* PROBLEM DETAILS: Update the records by changing every "data-label" to "value-label" and leaving all other text as it is. Omit the pictures from your answer.

##### DATA FOR THE TASK #####

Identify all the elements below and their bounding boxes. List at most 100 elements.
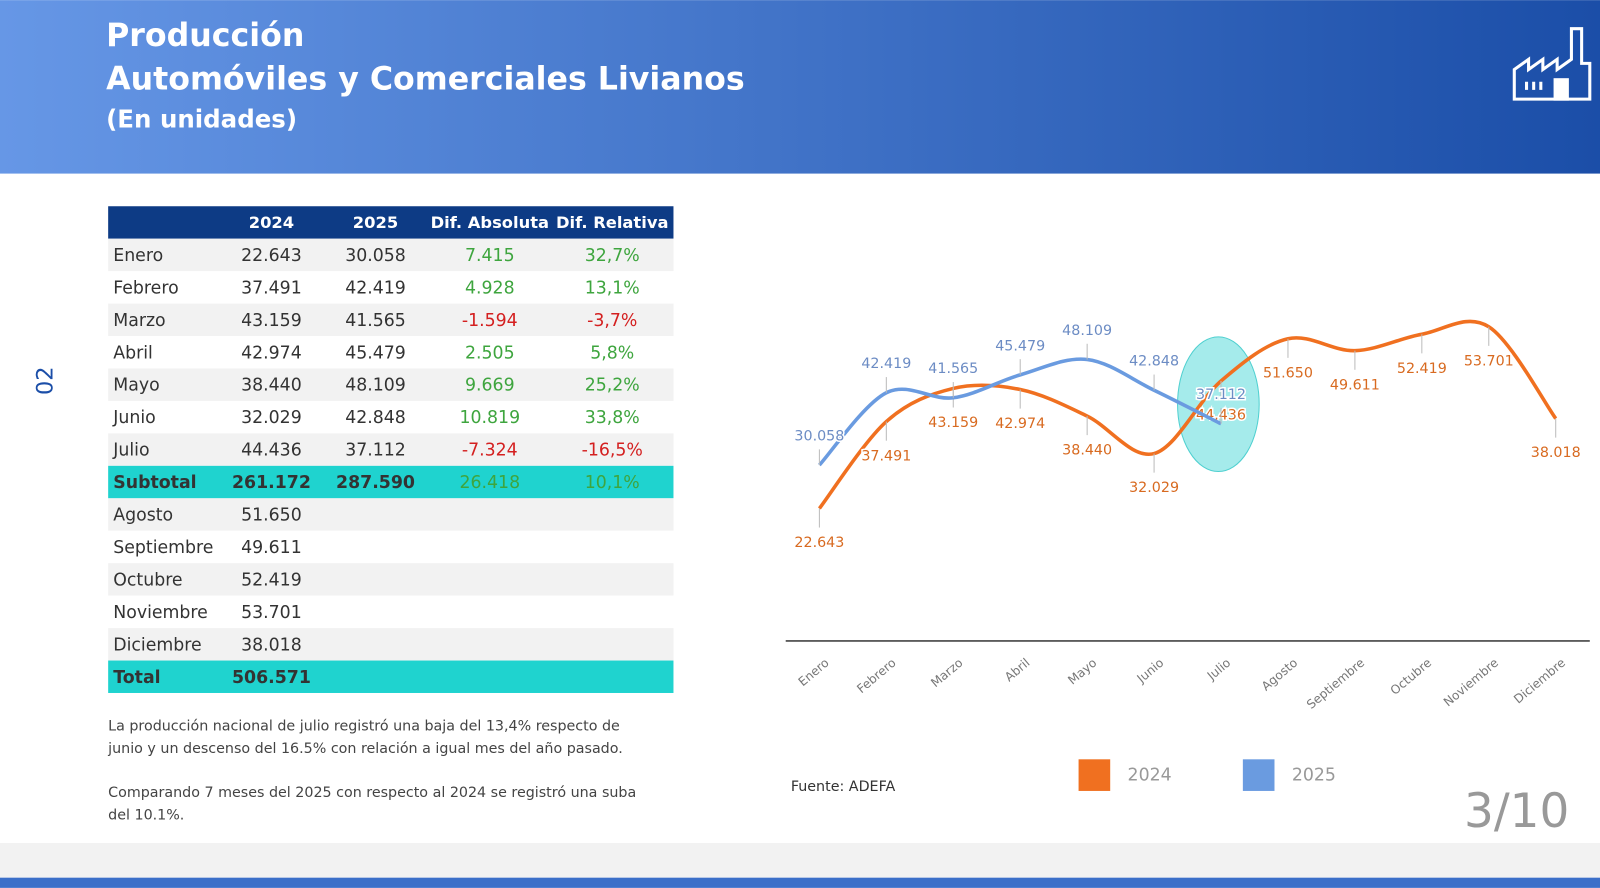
table-cell: 287.590 [336, 473, 415, 493]
table-row [108, 336, 674, 369]
table-cell: -16,5% [582, 441, 643, 461]
table-cell: 44.436 [241, 441, 302, 461]
table-cell: 261.172 [232, 473, 311, 493]
table-cell: 22.643 [241, 246, 302, 266]
table-row [108, 400, 674, 434]
table-cell: 4.928 [465, 278, 515, 298]
table-cell: Mayo [113, 376, 159, 396]
x-tick-label: Marzo [928, 656, 965, 691]
table-row [108, 303, 674, 337]
title: Automóviles y Comerciales Livianos [106, 62, 745, 98]
table-cell: 506.571 [232, 668, 311, 688]
data-label: 32.029 [1129, 480, 1179, 496]
table-cell: 10,1% [585, 473, 640, 493]
table-cell: 26.418 [459, 473, 520, 493]
notes: La producción nacional de julio registró… [107, 719, 636, 824]
x-tick-label: Junio [1134, 656, 1167, 687]
data-label: 51.650 [1263, 365, 1313, 381]
table-cell: 25,2% [585, 376, 640, 396]
table-cell: 51.650 [241, 506, 302, 526]
table-cell: Subtotal [113, 473, 196, 493]
table-row [108, 271, 674, 304]
data-label: 30.058 [794, 429, 844, 445]
data-label: 43.159 [928, 415, 978, 431]
table-cell: Abril [113, 343, 153, 363]
data-label: 48.109 [1062, 323, 1112, 339]
x-tick-label: Septiembre [1304, 656, 1367, 712]
table-cell: 30.058 [345, 246, 406, 266]
table-header [108, 206, 674, 239]
banner [0, 0, 1600, 174]
table-cell: 38.440 [241, 376, 302, 396]
table-cell: Febrero [113, 278, 178, 298]
series-line [817, 319, 1558, 510]
table-cell: 38.018 [241, 635, 302, 655]
column-header: 2025 [353, 213, 398, 232]
total-row [108, 465, 674, 499]
data-label: 37.112 [1196, 387, 1246, 403]
legend-swatch [1078, 759, 1111, 791]
note-line: La producción nacional de julio registró… [108, 719, 620, 735]
total-row [108, 660, 674, 693]
table-row [108, 595, 674, 629]
table-cell: Marzo [113, 311, 165, 331]
table-row [108, 498, 674, 531]
table-row [108, 628, 674, 661]
data-label: 52.419 [1397, 361, 1447, 377]
table-cell: Julio [112, 441, 149, 461]
table-cell: Noviembre [113, 603, 208, 623]
table-cell: 5,8% [590, 343, 634, 363]
data-label: 49.611 [1330, 377, 1380, 393]
data-label: 22.643 [794, 535, 844, 551]
x-tick-label: Abril [1002, 656, 1032, 685]
legend-label: 2025 [1292, 766, 1336, 786]
table-cell: 49.611 [241, 538, 302, 558]
x-tick-label: Enero [796, 656, 832, 689]
note-line: Comparando 7 meses del 2025 con respecto… [108, 785, 636, 801]
table-row [108, 530, 674, 564]
table-cell: 32.029 [241, 408, 302, 428]
column-header: 2024 [249, 213, 294, 232]
table-cell: 9.669 [465, 376, 515, 396]
table-cell: 2.505 [465, 343, 515, 363]
table-cell: Enero [113, 246, 163, 266]
table-cell: Total [113, 668, 160, 688]
x-tick-label: Julio [1204, 656, 1233, 684]
table-cell: 13,1% [585, 278, 640, 298]
table-cell: Junio [112, 408, 156, 428]
table-cell: -7.324 [462, 441, 518, 461]
x-tick-label: Agosto [1259, 656, 1300, 694]
x-tick-label: Febrero [854, 656, 898, 696]
table-cell: 52.419 [241, 570, 302, 590]
x-tick-label: Octubre [1388, 656, 1435, 698]
data-label: 45.479 [995, 338, 1045, 354]
subtitle: (En unidades) [106, 105, 297, 134]
footer-band [0, 842, 1600, 878]
page-number: 3/10 [1464, 784, 1569, 839]
table-cell: -3,7% [587, 311, 637, 331]
x-tick-label: Noviembre [1441, 656, 1501, 710]
note-line: junio y un descenso del 16.5% con relaci… [107, 741, 623, 757]
footer-strip [0, 877, 1600, 888]
table-cell: 53.701 [241, 603, 302, 623]
table-cell: 43.159 [241, 311, 302, 331]
data-label: 38.018 [1531, 445, 1581, 461]
table-cell: Diciembre [113, 635, 201, 655]
table-cell: 45.479 [345, 343, 406, 363]
note-line: del 10.1%. [108, 807, 184, 823]
table-cell: 42.974 [241, 343, 302, 363]
table-cell: 33,8% [585, 408, 640, 428]
legend-label: 2024 [1128, 766, 1172, 786]
source: Fuente: ADEFA [791, 779, 896, 795]
highlight [1177, 336, 1260, 473]
factory-icon [1512, 27, 1592, 101]
table-cell: 41.565 [345, 311, 406, 331]
section-number: 02 [32, 366, 58, 395]
table-cell: 7.415 [465, 246, 515, 266]
table-row [108, 563, 674, 596]
table-cell: 42.848 [345, 408, 406, 428]
table-cell: 37.491 [241, 278, 302, 298]
column-header: Dif. Relativa [556, 213, 668, 232]
title: Producción [106, 18, 304, 54]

#####

* EXERCISE RESULT:
Identify all the elements below and their bounding boxes. List at most 100 elements.
table-cell: 287.590 [336, 473, 415, 493]
table-row [108, 336, 674, 369]
table-cell: -16,5% [582, 441, 643, 461]
table-cell: 44.436 [241, 441, 302, 461]
table-cell: 261.172 [232, 473, 311, 493]
table-cell: 22.643 [241, 246, 302, 266]
table-row [108, 400, 674, 434]
table-cell: 4.928 [465, 278, 515, 298]
table-cell: Mayo [113, 376, 159, 396]
x-tick-label: Marzo [928, 656, 965, 691]
table-row [108, 303, 674, 337]
title: Automóviles y Comerciales Livianos [106, 62, 745, 98]
table-cell: 506.571 [232, 668, 311, 688]
value-label: 32.029 [1129, 480, 1179, 496]
table-cell: 10,1% [585, 473, 640, 493]
table-cell: 26.418 [459, 473, 520, 493]
notes: La producción nacional de julio registró… [107, 719, 636, 824]
x-tick-label: Junio [1134, 656, 1167, 687]
value-label: 51.650 [1263, 365, 1313, 381]
table-cell: 25,2% [585, 376, 640, 396]
table-cell: 51.650 [241, 506, 302, 526]
table-cell: Subtotal [113, 473, 196, 493]
table-row [108, 271, 674, 304]
value-label: 30.058 [794, 429, 844, 445]
value-label: 43.159 [928, 415, 978, 431]
table-cell: Abril [113, 343, 153, 363]
value-label: 48.109 [1062, 323, 1112, 339]
x-tick-label: Septiembre [1304, 656, 1367, 712]
table-cell: 30.058 [345, 246, 406, 266]
table-header [108, 206, 674, 239]
banner [0, 0, 1600, 174]
table-cell: 38.440 [241, 376, 302, 396]
table-cell: Febrero [113, 278, 178, 298]
series-line [817, 319, 1558, 510]
table-cell: 38.018 [241, 635, 302, 655]
column-header: 2025 [353, 213, 398, 232]
total-row [108, 465, 674, 499]
value-label: 37.112 [1196, 387, 1246, 403]
legend-swatch [1078, 759, 1111, 791]
note-line: La producción nacional de julio registró… [108, 719, 620, 735]
total-row [108, 660, 674, 693]
table-row [108, 595, 674, 629]
table-cell: Marzo [113, 311, 165, 331]
table-row [108, 498, 674, 531]
table-row [108, 628, 674, 661]
value-label: 52.419 [1397, 361, 1447, 377]
table-cell: Julio [112, 441, 149, 461]
table-cell: Noviembre [113, 603, 208, 623]
table-cell: 5,8% [590, 343, 634, 363]
value-label: 49.611 [1330, 377, 1380, 393]
value-label: 22.643 [794, 535, 844, 551]
x-tick-label: Abril [1002, 656, 1032, 685]
legend-label: 2025 [1292, 766, 1336, 786]
table-cell: 49.611 [241, 538, 302, 558]
x-tick-label: Enero [796, 656, 832, 689]
note-line: Comparando 7 meses del 2025 con respecto… [108, 785, 636, 801]
table-row [108, 530, 674, 564]
table-cell: 32.029 [241, 408, 302, 428]
column-header: 2024 [249, 213, 294, 232]
table-cell: 9.669 [465, 376, 515, 396]
table-cell: 2.505 [465, 343, 515, 363]
table-cell: Enero [113, 246, 163, 266]
table-cell: Total [113, 668, 160, 688]
x-tick-label: Julio [1204, 656, 1233, 684]
table-cell: 13,1% [585, 278, 640, 298]
table-cell: Junio [112, 408, 156, 428]
table-cell: -7.324 [462, 441, 518, 461]
x-tick-label: Agosto [1259, 656, 1300, 694]
x-tick-label: Febrero [854, 656, 898, 696]
table-cell: 52.419 [241, 570, 302, 590]
x-tick-label: Octubre [1388, 656, 1435, 698]
value-label: 45.479 [995, 338, 1045, 354]
subtitle: (En unidades) [106, 105, 297, 134]
footer-band [0, 842, 1600, 878]
page-number: 3/10 [1464, 784, 1569, 839]
table-cell: -3,7% [587, 311, 637, 331]
x-tick-label: Noviembre [1441, 656, 1501, 710]
note-line: junio y un descenso del 16.5% con relaci… [107, 741, 623, 757]
footer-strip [0, 877, 1600, 888]
table-cell: 53.701 [241, 603, 302, 623]
table-cell: 43.159 [241, 311, 302, 331]
value-label: 38.018 [1531, 445, 1581, 461]
table-cell: Diciembre [113, 635, 201, 655]
table-cell: 45.479 [345, 343, 406, 363]
note-line: del 10.1%. [108, 807, 184, 823]
table-cell: 42.974 [241, 343, 302, 363]
table-cell: 33,8% [585, 408, 640, 428]
legend-label: 2024 [1128, 766, 1172, 786]
source: Fuente: ADEFA [791, 779, 896, 795]
highlight [1177, 336, 1260, 473]
factory-icon [1512, 27, 1592, 101]
table-cell: 41.565 [345, 311, 406, 331]
section-number: 02 [32, 366, 58, 395]
table-cell: 7.415 [465, 246, 515, 266]
table-row [108, 563, 674, 596]
table-cell: 42.848 [345, 408, 406, 428]
table-cell: 37.491 [241, 278, 302, 298]
column-header: Dif. Relativa [556, 213, 668, 232]
title: Producción [106, 18, 304, 54]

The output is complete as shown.